**AIM OF THE EXERCISE**
Present every line in which the string "Globale" appears.

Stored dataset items
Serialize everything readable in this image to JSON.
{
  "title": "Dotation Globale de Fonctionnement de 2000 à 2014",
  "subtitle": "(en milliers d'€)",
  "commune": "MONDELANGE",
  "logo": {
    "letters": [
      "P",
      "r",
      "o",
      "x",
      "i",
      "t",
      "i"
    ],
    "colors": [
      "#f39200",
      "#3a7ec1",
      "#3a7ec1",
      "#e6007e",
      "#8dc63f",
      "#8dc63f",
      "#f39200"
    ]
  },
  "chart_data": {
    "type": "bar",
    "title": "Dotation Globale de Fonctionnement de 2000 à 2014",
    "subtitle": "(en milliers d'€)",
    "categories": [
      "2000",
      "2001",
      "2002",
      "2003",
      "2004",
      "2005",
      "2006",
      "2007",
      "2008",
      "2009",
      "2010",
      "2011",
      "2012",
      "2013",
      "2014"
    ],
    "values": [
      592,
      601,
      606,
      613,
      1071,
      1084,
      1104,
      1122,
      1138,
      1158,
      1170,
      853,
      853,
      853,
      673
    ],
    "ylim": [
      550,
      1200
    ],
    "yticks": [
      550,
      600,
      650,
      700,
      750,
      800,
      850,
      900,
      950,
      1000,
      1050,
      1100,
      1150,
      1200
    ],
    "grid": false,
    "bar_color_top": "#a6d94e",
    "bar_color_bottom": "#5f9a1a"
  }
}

**ANSWER FOR THIS EXERCISE**
  "title": "Dotation Globale de Fonctionnement de 2000 à 2014",
    "title": "Dotation Globale de Fonctionnement de 2000 à 2014",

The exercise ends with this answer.